## What is required
Search the data for the word "własne" and copy every line where it occurs.

## The records
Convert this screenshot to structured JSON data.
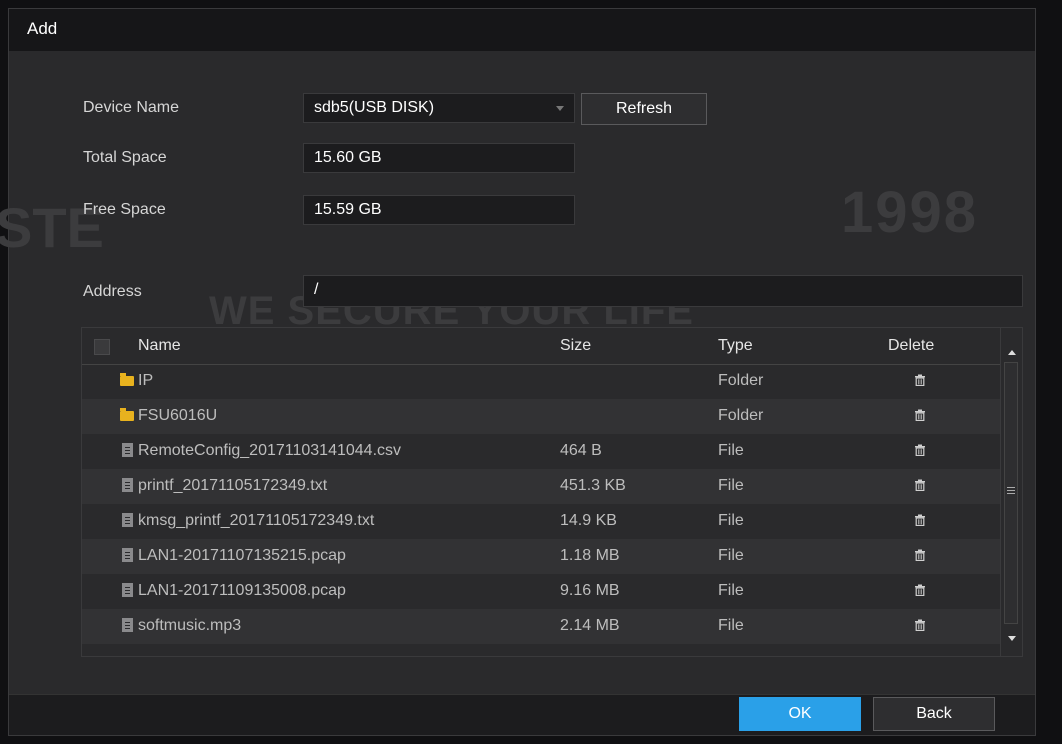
{
  "dialog": {
    "title": "Add"
  },
  "watermark": {
    "left": "STE",
    "right": "1998",
    "center": "WE SECURE YOUR LIFE"
  },
  "form": {
    "device_name_label": "Device Name",
    "device_name_value": "sdb5(USB DISK)",
    "refresh_label": "Refresh",
    "total_space_label": "Total Space",
    "total_space_value": "15.60 GB",
    "free_space_label": "Free Space",
    "free_space_value": "15.59 GB",
    "address_label": "Address",
    "address_value": "/"
  },
  "table": {
    "headers": {
      "name": "Name",
      "size": "Size",
      "type": "Type",
      "delete": "Delete"
    },
    "rows": [
      {
        "icon": "folder-icon",
        "name": "IP",
        "size": "",
        "type": "Folder"
      },
      {
        "icon": "folder-icon",
        "name": "FSU6016U",
        "size": "",
        "type": "Folder"
      },
      {
        "icon": "file-icon",
        "name": "RemoteConfig_20171103141044.csv",
        "size": "464 B",
        "type": "File"
      },
      {
        "icon": "file-icon",
        "name": "printf_20171105172349.txt",
        "size": "451.3 KB",
        "type": "File"
      },
      {
        "icon": "file-icon",
        "name": "kmsg_printf_20171105172349.txt",
        "size": "14.9 KB",
        "type": "File"
      },
      {
        "icon": "file-icon",
        "name": "LAN1-20171107135215.pcap",
        "size": "1.18 MB",
        "type": "File"
      },
      {
        "icon": "file-icon",
        "name": "LAN1-20171109135008.pcap",
        "size": "9.16 MB",
        "type": "File"
      },
      {
        "icon": "file-icon",
        "name": "softmusic.mp3",
        "size": "2.14 MB",
        "type": "File"
      }
    ]
  },
  "footer": {
    "ok_label": "OK",
    "back_label": "Back"
  },
  "colors": {
    "accent": "#2aa0e8",
    "folder": "#e8b21e",
    "background": "#2a2a2c"
  }
}
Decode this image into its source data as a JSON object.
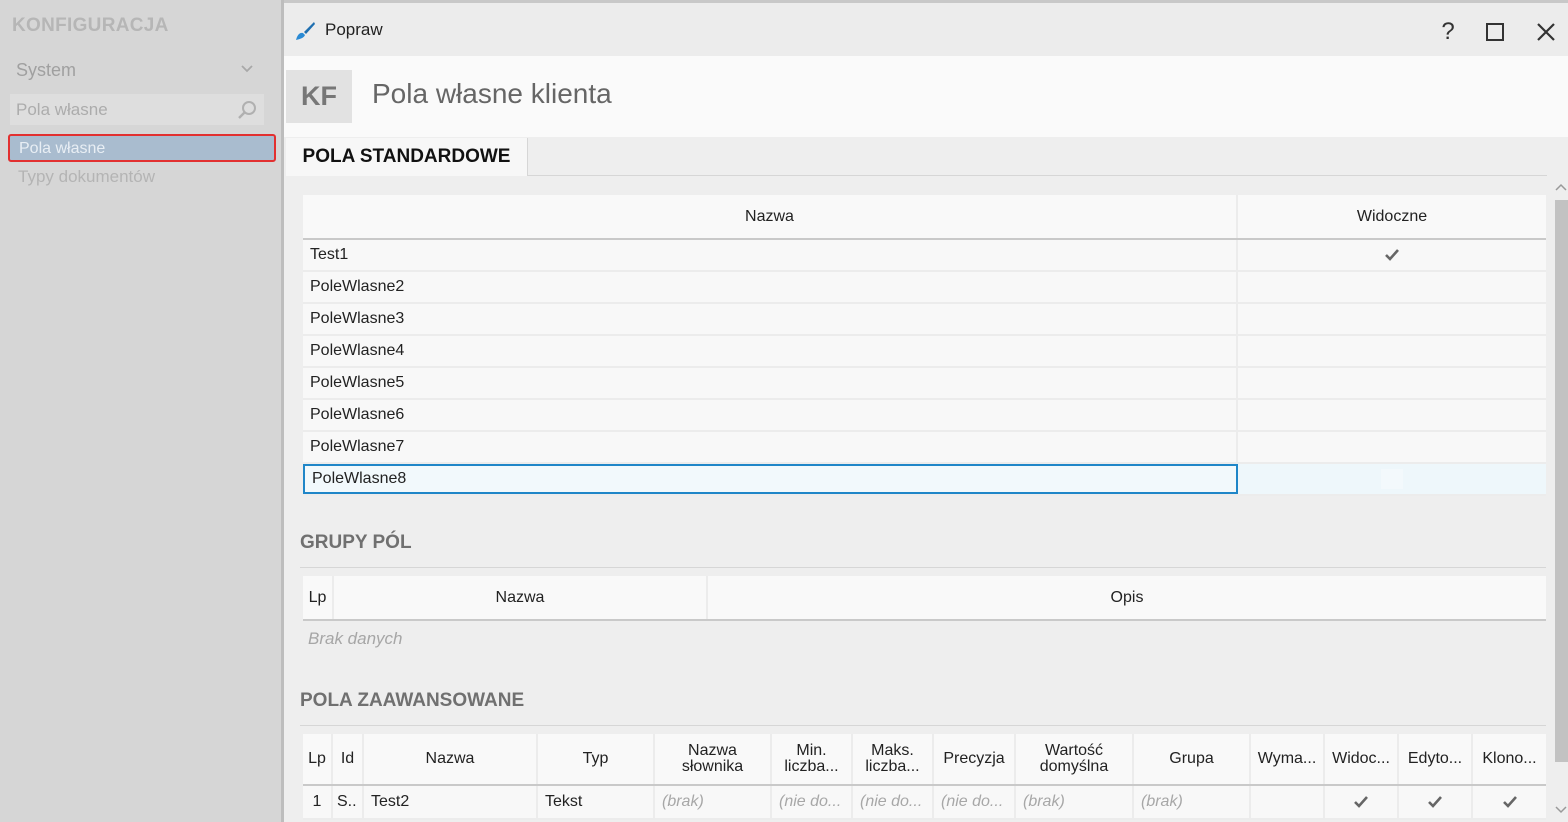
{
  "sidebar": {
    "title": "KONFIGURACJA",
    "system_label": "System",
    "search_placeholder": "Pola własne",
    "items": [
      {
        "label": "Pola własne"
      },
      {
        "label": "Typy dokumentów"
      }
    ]
  },
  "dialog": {
    "window_title": "Popraw",
    "help_label": "?",
    "badge": "KF",
    "title": "Pola własne klienta",
    "tab_label": "POLA STANDARDOWE"
  },
  "standard_fields": {
    "columns": [
      "Nazwa",
      "Widoczne"
    ],
    "rows": [
      {
        "name": "Test1",
        "visible": true
      },
      {
        "name": "PoleWlasne2",
        "visible": false
      },
      {
        "name": "PoleWlasne3",
        "visible": false
      },
      {
        "name": "PoleWlasne4",
        "visible": false
      },
      {
        "name": "PoleWlasne5",
        "visible": false
      },
      {
        "name": "PoleWlasne6",
        "visible": false
      },
      {
        "name": "PoleWlasne7",
        "visible": false
      },
      {
        "name": "PoleWlasne8",
        "visible": false
      }
    ]
  },
  "field_groups": {
    "title": "GRUPY PÓL",
    "columns": [
      "Lp",
      "Nazwa",
      "Opis"
    ],
    "empty_text": "Brak danych"
  },
  "advanced_fields": {
    "title": "POLA ZAAWANSOWANE",
    "columns": [
      "Lp",
      "Id",
      "Nazwa",
      "Typ",
      "Nazwa\nsłownika",
      "Min.\nliczba...",
      "Maks.\nliczba...",
      "Precyzja",
      "Wartość\ndomyślna",
      "Grupa",
      "Wyma...",
      "Widoc...",
      "Edyto...",
      "Klono..."
    ],
    "rows": [
      {
        "lp": "1",
        "id": "S..",
        "name": "Test2",
        "type": "Tekst",
        "dict": "(brak)",
        "min": "(nie do...",
        "max": "(nie do...",
        "precision": "(nie do...",
        "default": "(brak)",
        "group": "(brak)",
        "required": false,
        "visible": true,
        "editable": true,
        "clonable": true
      }
    ]
  },
  "colors": {
    "accent": "#1f86c8",
    "selection_outline": "#e23030"
  }
}
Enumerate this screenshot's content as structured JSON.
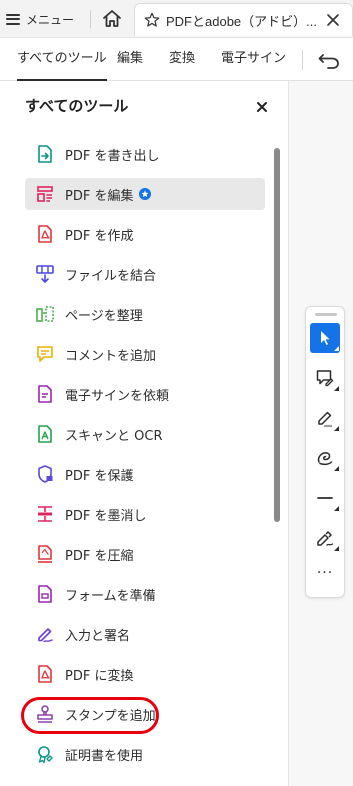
{
  "browser": {
    "menu_label": "メニュー",
    "tab_title": "PDFとadobe（アドビ）..."
  },
  "toolbar": {
    "items": [
      "すべてのツール",
      "編集",
      "変換",
      "電子サイン"
    ]
  },
  "panel": {
    "title": "すべてのツール",
    "tools": [
      {
        "label": "PDF を書き出し",
        "icon": "export-pdf-icon",
        "color": "#0d9488"
      },
      {
        "label": "PDF を編集",
        "icon": "edit-pdf-icon",
        "color": "#e0245e",
        "badge": "premium-star-icon"
      },
      {
        "label": "PDF を作成",
        "icon": "create-pdf-icon",
        "color": "#e0353b"
      },
      {
        "label": "ファイルを結合",
        "icon": "combine-files-icon",
        "color": "#4f46e5"
      },
      {
        "label": "ページを整理",
        "icon": "organize-pages-icon",
        "color": "#4caf50"
      },
      {
        "label": "コメントを追加",
        "icon": "add-comment-icon",
        "color": "#e8b400"
      },
      {
        "label": "電子サインを依頼",
        "icon": "request-esign-icon",
        "color": "#9c27b0"
      },
      {
        "label": "スキャンと OCR",
        "icon": "scan-ocr-icon",
        "color": "#22a34a"
      },
      {
        "label": "PDF を保護",
        "icon": "protect-pdf-icon",
        "color": "#5b4bd6"
      },
      {
        "label": "PDF を墨消し",
        "icon": "redact-pdf-icon",
        "color": "#e0245e"
      },
      {
        "label": "PDF を圧縮",
        "icon": "compress-pdf-icon",
        "color": "#e0353b"
      },
      {
        "label": "フォームを準備",
        "icon": "prepare-form-icon",
        "color": "#9c27b0"
      },
      {
        "label": "入力と署名",
        "icon": "fill-sign-icon",
        "color": "#6b3fd6"
      },
      {
        "label": "PDF に変換",
        "icon": "convert-to-pdf-icon",
        "color": "#e0353b"
      },
      {
        "label": "スタンプを追加",
        "icon": "add-stamp-icon",
        "color": "#8e44ad"
      },
      {
        "label": "証明書を使用",
        "icon": "use-certificate-icon",
        "color": "#0d9488"
      }
    ]
  },
  "palette": {
    "tools": [
      "select-pointer-icon",
      "add-comment-icon",
      "highlight-icon",
      "draw-icon",
      "line-icon",
      "sign-icon"
    ],
    "more_label": "···"
  },
  "colors": {
    "accent": "#1473e6",
    "highlight_circle": "#e8000d"
  }
}
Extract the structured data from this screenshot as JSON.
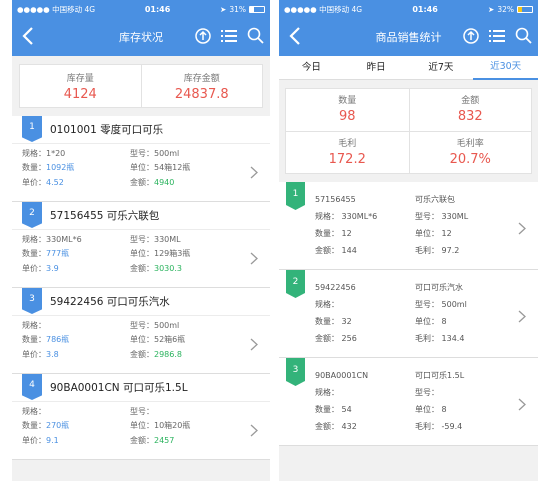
{
  "left": {
    "status": {
      "carrier": "●●●●● 中国移动  4G",
      "time": "01:46",
      "battery": "31%"
    },
    "title": "库存状况",
    "summary": [
      {
        "label": "库存量",
        "value": "4124"
      },
      {
        "label": "库存金额",
        "value": "24837.8"
      }
    ],
    "items": [
      {
        "no": "1",
        "title": "0101001  零度可口可乐",
        "spec": "规格：1*20",
        "model": "型号：500ml",
        "qty_label": "数量：",
        "qty": "1092瓶",
        "unit_label": "单位：",
        "unit": "54箱12瓶",
        "price_label": "单价：",
        "price": "4.52",
        "amount_label": "金额：",
        "amount": "4940"
      },
      {
        "no": "2",
        "title": "57156455  可乐六联包",
        "spec": "规格：330ML*6",
        "model": "型号：330ML",
        "qty_label": "数量：",
        "qty": "777瓶",
        "unit_label": "单位：",
        "unit": "129箱3瓶",
        "price_label": "单价：",
        "price": "3.9",
        "amount_label": "金额：",
        "amount": "3030.3"
      },
      {
        "no": "3",
        "title": "59422456  可口可乐汽水",
        "spec": "规格：",
        "model": "型号：500ml",
        "qty_label": "数量：",
        "qty": "786瓶",
        "unit_label": "单位：",
        "unit": "52箱6瓶",
        "price_label": "单价：",
        "price": "3.8",
        "amount_label": "金额：",
        "amount": "2986.8"
      },
      {
        "no": "4",
        "title": "90BA0001CN  可口可乐1.5L",
        "spec": "规格：",
        "model": "型号：",
        "qty_label": "数量：",
        "qty": "270瓶",
        "unit_label": "单位：",
        "unit": "10箱20瓶",
        "price_label": "单价：",
        "price": "9.1",
        "amount_label": "金额：",
        "amount": "2457"
      }
    ]
  },
  "right": {
    "status": {
      "carrier": "●●●●● 中国移动  4G",
      "time": "01:46",
      "battery": "32%"
    },
    "title": "商品销售统计",
    "tabs": [
      "今日",
      "昨日",
      "近7天",
      "近30天"
    ],
    "summary": [
      {
        "label": "数量",
        "value": "98"
      },
      {
        "label": "金额",
        "value": "832"
      },
      {
        "label": "毛利",
        "value": "172.2"
      },
      {
        "label": "毛利率",
        "value": "20.7%"
      }
    ],
    "items": [
      {
        "no": "1",
        "code": "57156455",
        "name": "可乐六联包",
        "spec": "规格：  330ML*6",
        "model": "型号：  330ML",
        "qty": "数量：  12",
        "unit": "单位：  12",
        "amount": "金额：  144",
        "profit": "毛利：  97.2"
      },
      {
        "no": "2",
        "code": "59422456",
        "name": "可口可乐汽水",
        "spec": "规格：",
        "model": "型号：  500ml",
        "qty": "数量：  32",
        "unit": "单位：  8",
        "amount": "金额：  256",
        "profit": "毛利：  134.4"
      },
      {
        "no": "3",
        "code": "90BA0001CN",
        "name": "可口可乐1.5L",
        "spec": "规格：",
        "model": "型号：",
        "qty": "数量：  54",
        "unit": "单位：  8",
        "amount": "金额：  432",
        "profit": "毛利：  -59.4"
      }
    ]
  }
}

## Final result
    "search_placeholder": "Pola własne",
        "label": "Pola własne"
    "title": "Pola własne klienta",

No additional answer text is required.